Task description →
Write out the material exactly. Do not include the pictures.

Provided records →
____

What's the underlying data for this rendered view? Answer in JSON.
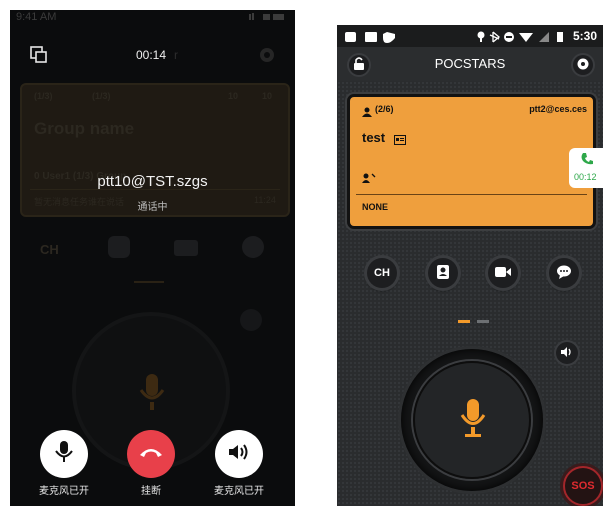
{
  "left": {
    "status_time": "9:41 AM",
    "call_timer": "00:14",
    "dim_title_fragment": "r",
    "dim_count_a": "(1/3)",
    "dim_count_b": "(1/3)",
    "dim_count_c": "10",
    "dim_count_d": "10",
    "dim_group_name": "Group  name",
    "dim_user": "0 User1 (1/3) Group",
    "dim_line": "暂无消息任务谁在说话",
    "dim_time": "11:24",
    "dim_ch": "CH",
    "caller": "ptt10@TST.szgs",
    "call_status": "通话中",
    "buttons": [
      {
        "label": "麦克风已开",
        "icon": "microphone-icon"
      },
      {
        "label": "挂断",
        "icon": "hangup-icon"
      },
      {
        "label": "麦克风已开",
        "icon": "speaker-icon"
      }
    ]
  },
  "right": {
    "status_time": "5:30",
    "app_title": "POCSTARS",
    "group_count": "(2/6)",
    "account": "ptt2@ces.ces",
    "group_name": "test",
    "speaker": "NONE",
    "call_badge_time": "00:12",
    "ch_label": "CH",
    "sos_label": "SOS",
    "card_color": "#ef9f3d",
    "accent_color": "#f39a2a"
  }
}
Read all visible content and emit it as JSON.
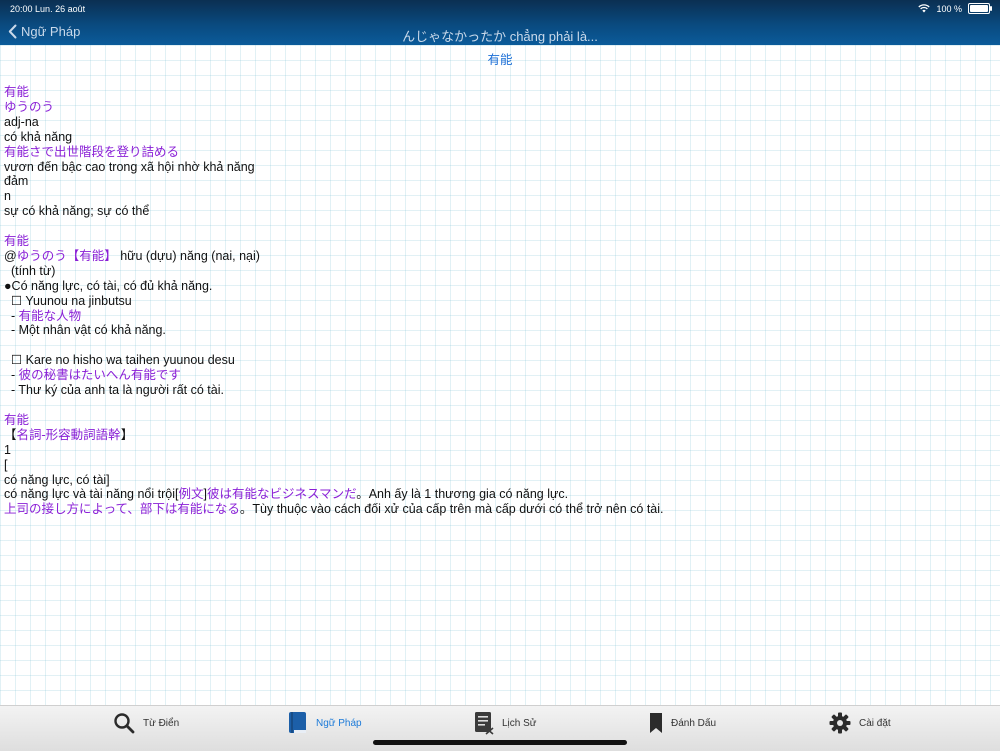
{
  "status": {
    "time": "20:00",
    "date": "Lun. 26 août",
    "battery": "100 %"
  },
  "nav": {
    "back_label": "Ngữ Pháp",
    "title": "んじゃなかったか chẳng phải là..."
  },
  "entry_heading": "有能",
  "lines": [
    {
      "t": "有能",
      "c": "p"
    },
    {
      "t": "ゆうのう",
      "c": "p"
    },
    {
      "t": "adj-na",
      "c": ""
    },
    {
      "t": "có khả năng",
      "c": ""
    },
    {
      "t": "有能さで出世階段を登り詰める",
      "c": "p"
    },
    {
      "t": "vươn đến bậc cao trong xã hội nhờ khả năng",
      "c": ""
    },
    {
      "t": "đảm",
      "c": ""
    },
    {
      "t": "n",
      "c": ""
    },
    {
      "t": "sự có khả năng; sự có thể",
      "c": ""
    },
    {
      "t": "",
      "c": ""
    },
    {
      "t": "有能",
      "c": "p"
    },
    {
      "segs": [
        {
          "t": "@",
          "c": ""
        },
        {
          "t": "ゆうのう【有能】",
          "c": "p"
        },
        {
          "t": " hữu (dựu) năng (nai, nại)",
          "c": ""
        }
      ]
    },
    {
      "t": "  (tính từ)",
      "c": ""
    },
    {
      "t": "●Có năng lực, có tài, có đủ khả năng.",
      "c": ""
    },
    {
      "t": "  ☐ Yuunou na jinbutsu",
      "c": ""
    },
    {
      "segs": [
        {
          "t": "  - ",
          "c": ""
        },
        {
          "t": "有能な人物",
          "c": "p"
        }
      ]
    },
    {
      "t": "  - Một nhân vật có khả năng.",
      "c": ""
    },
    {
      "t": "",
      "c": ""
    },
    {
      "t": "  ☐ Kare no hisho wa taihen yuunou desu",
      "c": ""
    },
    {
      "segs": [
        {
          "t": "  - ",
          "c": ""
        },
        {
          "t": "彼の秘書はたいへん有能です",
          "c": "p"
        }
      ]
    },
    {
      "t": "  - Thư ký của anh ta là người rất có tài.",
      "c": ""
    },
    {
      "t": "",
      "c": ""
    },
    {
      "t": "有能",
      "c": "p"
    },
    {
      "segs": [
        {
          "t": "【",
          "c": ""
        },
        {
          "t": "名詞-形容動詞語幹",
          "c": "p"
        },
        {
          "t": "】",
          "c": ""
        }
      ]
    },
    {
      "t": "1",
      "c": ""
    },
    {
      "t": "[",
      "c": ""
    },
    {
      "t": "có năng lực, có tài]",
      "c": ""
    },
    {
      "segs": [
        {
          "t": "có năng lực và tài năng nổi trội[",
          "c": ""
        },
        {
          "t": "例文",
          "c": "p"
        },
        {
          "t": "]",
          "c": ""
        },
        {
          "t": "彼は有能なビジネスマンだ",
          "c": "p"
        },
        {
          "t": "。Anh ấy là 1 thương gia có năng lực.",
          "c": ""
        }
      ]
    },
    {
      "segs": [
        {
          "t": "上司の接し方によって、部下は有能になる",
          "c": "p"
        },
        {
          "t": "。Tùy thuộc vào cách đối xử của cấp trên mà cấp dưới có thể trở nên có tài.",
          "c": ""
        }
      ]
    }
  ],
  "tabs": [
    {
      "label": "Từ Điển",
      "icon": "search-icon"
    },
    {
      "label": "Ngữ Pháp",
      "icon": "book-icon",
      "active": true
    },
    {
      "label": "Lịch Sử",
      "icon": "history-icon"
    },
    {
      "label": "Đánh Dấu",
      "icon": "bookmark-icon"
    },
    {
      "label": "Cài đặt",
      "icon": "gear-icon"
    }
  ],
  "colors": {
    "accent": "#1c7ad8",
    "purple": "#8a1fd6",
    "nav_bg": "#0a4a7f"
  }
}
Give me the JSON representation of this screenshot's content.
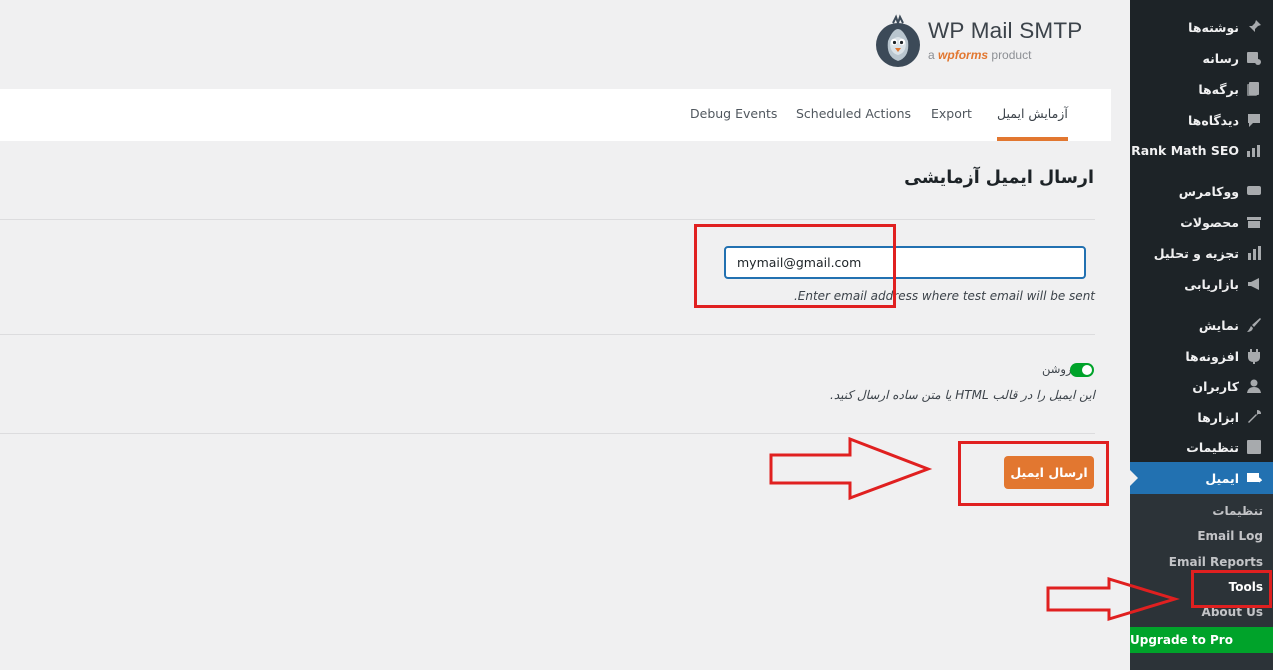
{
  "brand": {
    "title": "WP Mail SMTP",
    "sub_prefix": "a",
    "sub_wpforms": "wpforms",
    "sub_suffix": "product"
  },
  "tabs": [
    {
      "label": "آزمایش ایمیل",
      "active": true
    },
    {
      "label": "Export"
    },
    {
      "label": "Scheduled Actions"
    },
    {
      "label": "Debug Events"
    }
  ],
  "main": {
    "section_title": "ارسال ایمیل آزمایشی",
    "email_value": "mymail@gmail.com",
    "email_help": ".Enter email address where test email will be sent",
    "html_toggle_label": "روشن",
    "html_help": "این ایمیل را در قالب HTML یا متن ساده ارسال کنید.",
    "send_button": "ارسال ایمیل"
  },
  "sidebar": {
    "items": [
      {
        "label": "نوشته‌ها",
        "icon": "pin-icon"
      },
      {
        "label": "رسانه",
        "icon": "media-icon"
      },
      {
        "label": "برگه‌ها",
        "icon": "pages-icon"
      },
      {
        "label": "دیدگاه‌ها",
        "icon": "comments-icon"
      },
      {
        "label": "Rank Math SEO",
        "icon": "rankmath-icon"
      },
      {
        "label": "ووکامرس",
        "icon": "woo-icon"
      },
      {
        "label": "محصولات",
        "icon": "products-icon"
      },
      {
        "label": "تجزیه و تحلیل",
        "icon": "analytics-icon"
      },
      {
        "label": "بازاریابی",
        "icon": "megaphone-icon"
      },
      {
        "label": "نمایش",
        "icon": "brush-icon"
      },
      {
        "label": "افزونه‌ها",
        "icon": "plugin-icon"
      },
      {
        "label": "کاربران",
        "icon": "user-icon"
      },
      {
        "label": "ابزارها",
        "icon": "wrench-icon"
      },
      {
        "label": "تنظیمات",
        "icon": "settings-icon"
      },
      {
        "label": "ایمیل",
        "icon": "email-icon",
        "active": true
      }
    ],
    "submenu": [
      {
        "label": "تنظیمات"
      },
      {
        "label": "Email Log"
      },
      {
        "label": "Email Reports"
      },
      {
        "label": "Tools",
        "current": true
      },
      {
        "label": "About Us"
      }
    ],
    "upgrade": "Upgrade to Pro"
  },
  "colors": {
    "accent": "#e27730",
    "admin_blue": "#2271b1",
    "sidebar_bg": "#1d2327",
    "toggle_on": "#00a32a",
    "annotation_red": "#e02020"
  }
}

____

Task output →
What's the underlying data for this rendered view? Answer in JSON.
{
  "left": {
    "status_time": "9:41 AM",
    "call_timer": "00:14",
    "dim_title_fragment": "r",
    "dim_count_a": "(1/3)",
    "dim_count_b": "(1/3)",
    "dim_count_c": "10",
    "dim_count_d": "10",
    "dim_group_name": "Group  name",
    "dim_user": "0 User1 (1/3) Group",
    "dim_line": "暂无消息任务谁在说话",
    "dim_time": "11:24",
    "dim_ch": "CH",
    "caller": "ptt10@TST.szgs",
    "call_status": "通话中",
    "buttons": [
      {
        "label": "麦克风已开",
        "icon": "microphone-icon"
      },
      {
        "label": "挂断",
        "icon": "hangup-icon"
      },
      {
        "label": "麦克风已开",
        "icon": "speaker-icon"
      }
    ]
  },
  "right": {
    "status_time": "5:30",
    "app_title": "POCSTARS",
    "group_count": "(2/6)",
    "account": "ptt2@ces.ces",
    "group_name": "test",
    "speaker": "NONE",
    "call_badge_time": "00:12",
    "ch_label": "CH",
    "sos_label": "SOS",
    "card_color": "#ef9f3d",
    "accent_color": "#f39a2a"
  }
}
Read all visible content and emit it as JSON.
{
  "status": {
    "time": "20:00",
    "date": "Lun. 26 août",
    "battery": "100 %"
  },
  "nav": {
    "back_label": "Ngữ Pháp",
    "title": "んじゃなかったか chẳng phải là..."
  },
  "entry_heading": "有能",
  "lines": [
    {
      "t": "有能",
      "c": "p"
    },
    {
      "t": "ゆうのう",
      "c": "p"
    },
    {
      "t": "adj-na",
      "c": ""
    },
    {
      "t": "có khả năng",
      "c": ""
    },
    {
      "t": "有能さで出世階段を登り詰める",
      "c": "p"
    },
    {
      "t": "vươn đến bậc cao trong xã hội nhờ khả năng",
      "c": ""
    },
    {
      "t": "đảm",
      "c": ""
    },
    {
      "t": "n",
      "c": ""
    },
    {
      "t": "sự có khả năng; sự có thể",
      "c": ""
    },
    {
      "t": "",
      "c": ""
    },
    {
      "t": "有能",
      "c": "p"
    },
    {
      "segs": [
        {
          "t": "@",
          "c": ""
        },
        {
          "t": "ゆうのう【有能】",
          "c": "p"
        },
        {
          "t": " hữu (dựu) năng (nai, nại)",
          "c": ""
        }
      ]
    },
    {
      "t": "  (tính từ)",
      "c": ""
    },
    {
      "t": "●Có năng lực, có tài, có đủ khả năng.",
      "c": ""
    },
    {
      "t": "  ☐ Yuunou na jinbutsu",
      "c": ""
    },
    {
      "segs": [
        {
          "t": "  - ",
          "c": ""
        },
        {
          "t": "有能な人物",
          "c": "p"
        }
      ]
    },
    {
      "t": "  - Một nhân vật có khả năng.",
      "c": ""
    },
    {
      "t": "",
      "c": ""
    },
    {
      "t": "  ☐ Kare no hisho wa taihen yuunou desu",
      "c": ""
    },
    {
      "segs": [
        {
          "t": "  - ",
          "c": ""
        },
        {
          "t": "彼の秘書はたいへん有能です",
          "c": "p"
        }
      ]
    },
    {
      "t": "  - Thư ký của anh ta là người rất có tài.",
      "c": ""
    },
    {
      "t": "",
      "c": ""
    },
    {
      "t": "有能",
      "c": "p"
    },
    {
      "segs": [
        {
          "t": "【",
          "c": ""
        },
        {
          "t": "名詞-形容動詞語幹",
          "c": "p"
        },
        {
          "t": "】",
          "c": ""
        }
      ]
    },
    {
      "t": "1",
      "c": ""
    },
    {
      "t": "[",
      "c": ""
    },
    {
      "t": "có năng lực, có tài]",
      "c": ""
    },
    {
      "segs": [
        {
          "t": "có năng lực và tài năng nổi trội[",
          "c": ""
        },
        {
          "t": "例文",
          "c": "p"
        },
        {
          "t": "]",
          "c": ""
        },
        {
          "t": "彼は有能なビジネスマンだ",
          "c": "p"
        },
        {
          "t": "。Anh ấy là 1 thương gia có năng lực.",
          "c": ""
        }
      ]
    },
    {
      "segs": [
        {
          "t": "上司の接し方によって、部下は有能になる",
          "c": "p"
        },
        {
          "t": "。Tùy thuộc vào cách đối xử của cấp trên mà cấp dưới có thể trở nên có tài.",
          "c": ""
        }
      ]
    }
  ],
  "tabs": [
    {
      "label": "Từ Điển",
      "icon": "search-icon"
    },
    {
      "label": "Ngữ Pháp",
      "icon": "book-icon",
      "active": true
    },
    {
      "label": "Lịch Sử",
      "icon": "history-icon"
    },
    {
      "label": "Đánh Dấu",
      "icon": "bookmark-icon"
    },
    {
      "label": "Cài đặt",
      "icon": "gear-icon"
    }
  ],
  "colors": {
    "accent": "#1c7ad8",
    "purple": "#8a1fd6",
    "nav_bg": "#0a4a7f"
  }
}
Give me the JSON representation of this screenshot's content.
{
  "brand": {
    "title": "WP Mail SMTP",
    "sub_prefix": "a",
    "sub_wpforms": "wpforms",
    "sub_suffix": "product"
  },
  "tabs": [
    {
      "label": "آزمایش ایمیل",
      "active": true
    },
    {
      "label": "Export"
    },
    {
      "label": "Scheduled Actions"
    },
    {
      "label": "Debug Events"
    }
  ],
  "main": {
    "section_title": "ارسال ایمیل آزمایشی",
    "email_value": "mymail@gmail.com",
    "email_help": ".Enter email address where test email will be sent",
    "html_toggle_label": "روشن",
    "html_help": "این ایمیل را در قالب HTML یا متن ساده ارسال کنید.",
    "send_button": "ارسال ایمیل"
  },
  "sidebar": {
    "items": [
      {
        "label": "نوشته‌ها",
        "icon": "pin-icon"
      },
      {
        "label": "رسانه",
        "icon": "media-icon"
      },
      {
        "label": "برگه‌ها",
        "icon": "pages-icon"
      },
      {
        "label": "دیدگاه‌ها",
        "icon": "comments-icon"
      },
      {
        "label": "Rank Math SEO",
        "icon": "rankmath-icon"
      },
      {
        "label": "ووکامرس",
        "icon": "woo-icon"
      },
      {
        "label": "محصولات",
        "icon": "products-icon"
      },
      {
        "label": "تجزیه و تحلیل",
        "icon": "analytics-icon"
      },
      {
        "label": "بازاریابی",
        "icon": "megaphone-icon"
      },
      {
        "label": "نمایش",
        "icon": "brush-icon"
      },
      {
        "label": "افزونه‌ها",
        "icon": "plugin-icon"
      },
      {
        "label": "کاربران",
        "icon": "user-icon"
      },
      {
        "label": "ابزارها",
        "icon": "wrench-icon"
      },
      {
        "label": "تنظیمات",
        "icon": "settings-icon"
      },
      {
        "label": "ایمیل",
        "icon": "email-icon",
        "active": true
      }
    ],
    "submenu": [
      {
        "label": "تنظیمات"
      },
      {
        "label": "Email Log"
      },
      {
        "label": "Email Reports"
      },
      {
        "label": "Tools",
        "current": true
      },
      {
        "label": "About Us"
      }
    ],
    "upgrade": "Upgrade to Pro"
  },
  "colors": {
    "accent": "#e27730",
    "admin_blue": "#2271b1",
    "sidebar_bg": "#1d2327",
    "toggle_on": "#00a32a",
    "annotation_red": "#e02020"
  }
}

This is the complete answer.